■ Your goal
In the records, from the start through the line containing "header-banner: Tenda <box>9 9 917 79</box>", swap "Disable" for "Enable" and leave everything else unchanged. Give back only those lines.

■ Record list
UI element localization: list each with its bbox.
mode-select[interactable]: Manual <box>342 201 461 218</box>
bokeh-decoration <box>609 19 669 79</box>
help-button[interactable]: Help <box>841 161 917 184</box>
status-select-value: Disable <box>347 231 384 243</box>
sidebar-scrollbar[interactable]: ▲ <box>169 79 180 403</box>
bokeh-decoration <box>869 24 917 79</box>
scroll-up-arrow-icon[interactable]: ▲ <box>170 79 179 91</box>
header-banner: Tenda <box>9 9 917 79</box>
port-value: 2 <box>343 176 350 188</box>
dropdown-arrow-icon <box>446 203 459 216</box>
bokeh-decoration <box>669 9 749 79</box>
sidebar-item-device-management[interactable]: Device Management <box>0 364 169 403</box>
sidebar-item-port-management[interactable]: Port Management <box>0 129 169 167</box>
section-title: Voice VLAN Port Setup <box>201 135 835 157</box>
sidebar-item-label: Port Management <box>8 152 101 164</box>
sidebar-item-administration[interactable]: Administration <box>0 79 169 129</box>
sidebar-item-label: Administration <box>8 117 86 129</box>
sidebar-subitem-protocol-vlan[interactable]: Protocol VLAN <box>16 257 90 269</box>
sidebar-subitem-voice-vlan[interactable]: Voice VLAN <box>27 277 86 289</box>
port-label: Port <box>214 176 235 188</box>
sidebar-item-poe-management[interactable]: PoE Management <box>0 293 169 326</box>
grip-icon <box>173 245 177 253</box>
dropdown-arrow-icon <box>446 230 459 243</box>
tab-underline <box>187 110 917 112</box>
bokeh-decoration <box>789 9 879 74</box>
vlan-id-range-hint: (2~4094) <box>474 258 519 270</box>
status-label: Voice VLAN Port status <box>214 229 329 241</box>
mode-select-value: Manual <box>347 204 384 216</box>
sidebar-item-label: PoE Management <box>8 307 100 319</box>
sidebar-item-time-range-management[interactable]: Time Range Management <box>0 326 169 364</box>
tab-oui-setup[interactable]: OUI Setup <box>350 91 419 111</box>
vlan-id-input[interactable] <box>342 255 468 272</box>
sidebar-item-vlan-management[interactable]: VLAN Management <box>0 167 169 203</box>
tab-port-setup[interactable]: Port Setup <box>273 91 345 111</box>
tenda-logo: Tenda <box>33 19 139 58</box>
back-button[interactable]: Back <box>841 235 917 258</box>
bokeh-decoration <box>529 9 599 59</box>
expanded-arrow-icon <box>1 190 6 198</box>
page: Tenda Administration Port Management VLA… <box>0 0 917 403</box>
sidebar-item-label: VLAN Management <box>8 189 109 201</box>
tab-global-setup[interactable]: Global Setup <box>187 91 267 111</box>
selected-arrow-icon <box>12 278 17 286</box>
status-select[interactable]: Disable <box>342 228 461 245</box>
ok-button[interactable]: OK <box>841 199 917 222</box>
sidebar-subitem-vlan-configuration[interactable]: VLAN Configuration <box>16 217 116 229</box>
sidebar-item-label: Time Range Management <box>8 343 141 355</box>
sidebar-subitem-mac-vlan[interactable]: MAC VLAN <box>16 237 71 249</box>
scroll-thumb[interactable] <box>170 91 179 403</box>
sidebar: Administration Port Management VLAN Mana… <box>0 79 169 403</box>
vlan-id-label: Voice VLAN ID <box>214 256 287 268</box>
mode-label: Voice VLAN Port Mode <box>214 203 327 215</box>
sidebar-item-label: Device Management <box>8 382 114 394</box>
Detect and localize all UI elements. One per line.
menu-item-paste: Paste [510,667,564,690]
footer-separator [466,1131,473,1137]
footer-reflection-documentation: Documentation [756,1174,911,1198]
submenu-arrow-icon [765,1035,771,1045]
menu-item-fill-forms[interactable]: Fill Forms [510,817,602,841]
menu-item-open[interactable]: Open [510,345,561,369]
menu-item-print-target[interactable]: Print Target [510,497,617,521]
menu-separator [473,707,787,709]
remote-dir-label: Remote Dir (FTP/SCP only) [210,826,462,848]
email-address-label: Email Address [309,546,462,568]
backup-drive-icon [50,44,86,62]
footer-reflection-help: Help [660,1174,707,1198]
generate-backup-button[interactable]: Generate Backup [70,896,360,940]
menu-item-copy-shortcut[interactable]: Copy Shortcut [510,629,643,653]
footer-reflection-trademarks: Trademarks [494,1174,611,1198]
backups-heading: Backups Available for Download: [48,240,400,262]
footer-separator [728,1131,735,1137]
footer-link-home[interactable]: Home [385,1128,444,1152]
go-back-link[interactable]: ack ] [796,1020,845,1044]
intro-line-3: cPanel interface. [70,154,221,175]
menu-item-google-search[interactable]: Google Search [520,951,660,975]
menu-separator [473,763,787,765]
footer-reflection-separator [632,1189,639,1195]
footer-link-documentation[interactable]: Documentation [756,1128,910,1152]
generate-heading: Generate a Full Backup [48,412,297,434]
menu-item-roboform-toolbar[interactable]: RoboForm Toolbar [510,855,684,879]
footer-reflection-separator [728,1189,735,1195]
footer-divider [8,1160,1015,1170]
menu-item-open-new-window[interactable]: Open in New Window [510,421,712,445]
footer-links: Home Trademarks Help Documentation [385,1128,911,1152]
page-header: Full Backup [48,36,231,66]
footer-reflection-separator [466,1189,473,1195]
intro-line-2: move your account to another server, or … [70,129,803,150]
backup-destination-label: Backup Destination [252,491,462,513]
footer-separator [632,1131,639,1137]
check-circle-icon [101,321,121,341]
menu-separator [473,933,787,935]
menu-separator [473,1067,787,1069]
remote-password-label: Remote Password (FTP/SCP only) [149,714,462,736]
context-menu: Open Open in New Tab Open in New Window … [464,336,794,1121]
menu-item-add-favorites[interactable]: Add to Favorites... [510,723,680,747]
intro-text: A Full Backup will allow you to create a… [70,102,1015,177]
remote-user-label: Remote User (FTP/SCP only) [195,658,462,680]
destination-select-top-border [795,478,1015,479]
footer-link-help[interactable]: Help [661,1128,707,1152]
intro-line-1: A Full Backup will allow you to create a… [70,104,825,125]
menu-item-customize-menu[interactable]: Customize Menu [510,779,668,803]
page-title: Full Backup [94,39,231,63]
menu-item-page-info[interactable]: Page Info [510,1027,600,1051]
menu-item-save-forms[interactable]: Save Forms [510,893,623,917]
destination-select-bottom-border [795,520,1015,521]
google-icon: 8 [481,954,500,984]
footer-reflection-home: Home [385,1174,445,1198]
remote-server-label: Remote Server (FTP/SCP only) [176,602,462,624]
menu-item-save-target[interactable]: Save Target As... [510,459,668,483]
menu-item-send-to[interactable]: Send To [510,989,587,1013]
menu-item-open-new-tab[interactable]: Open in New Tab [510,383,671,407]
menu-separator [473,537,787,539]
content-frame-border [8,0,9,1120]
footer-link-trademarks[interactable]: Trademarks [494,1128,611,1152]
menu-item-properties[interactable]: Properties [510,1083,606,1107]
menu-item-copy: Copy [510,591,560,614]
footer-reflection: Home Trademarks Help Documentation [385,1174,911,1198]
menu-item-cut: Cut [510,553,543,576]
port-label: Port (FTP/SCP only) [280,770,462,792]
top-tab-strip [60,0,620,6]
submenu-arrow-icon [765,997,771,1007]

■ Correct response
UI element localization: list each with its bbox.
mode-select[interactable]: Manual <box>342 201 461 218</box>
bokeh-decoration <box>609 19 669 79</box>
help-button[interactable]: Help <box>841 161 917 184</box>
status-select-value: Enable <box>347 231 384 243</box>
sidebar-scrollbar[interactable]: ▲ <box>169 79 180 403</box>
bokeh-decoration <box>869 24 917 79</box>
scroll-up-arrow-icon[interactable]: ▲ <box>170 79 179 91</box>
header-banner: Tenda <box>9 9 917 79</box>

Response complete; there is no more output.